-- Data --
'''
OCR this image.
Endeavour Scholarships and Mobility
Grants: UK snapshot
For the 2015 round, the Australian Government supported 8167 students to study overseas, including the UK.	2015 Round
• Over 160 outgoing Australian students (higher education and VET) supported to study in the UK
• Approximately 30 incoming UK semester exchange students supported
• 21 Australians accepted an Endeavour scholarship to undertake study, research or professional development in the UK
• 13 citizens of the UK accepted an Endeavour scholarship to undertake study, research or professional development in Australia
'''
Print out every record again, exactly and in full.

-- Expected answer --
OCR this image.
Endeavour Scholarships and Mobility
Grants: UK snapshot
For the 2015 round, the Australian Government supported 8167 students to study overseas, including the UK.	2015 Round
• Over 160 outgoing Australian students (higher education and VET) supported to study in the UK
• Approximately 30 incoming UK semester exchange students supported
• 21 Australians accepted an Endeavour scholarship to undertake study, research or professional development in the UK
• 13 citizens of the UK accepted an Endeavour scholarship to undertake study, research or professional development in Australia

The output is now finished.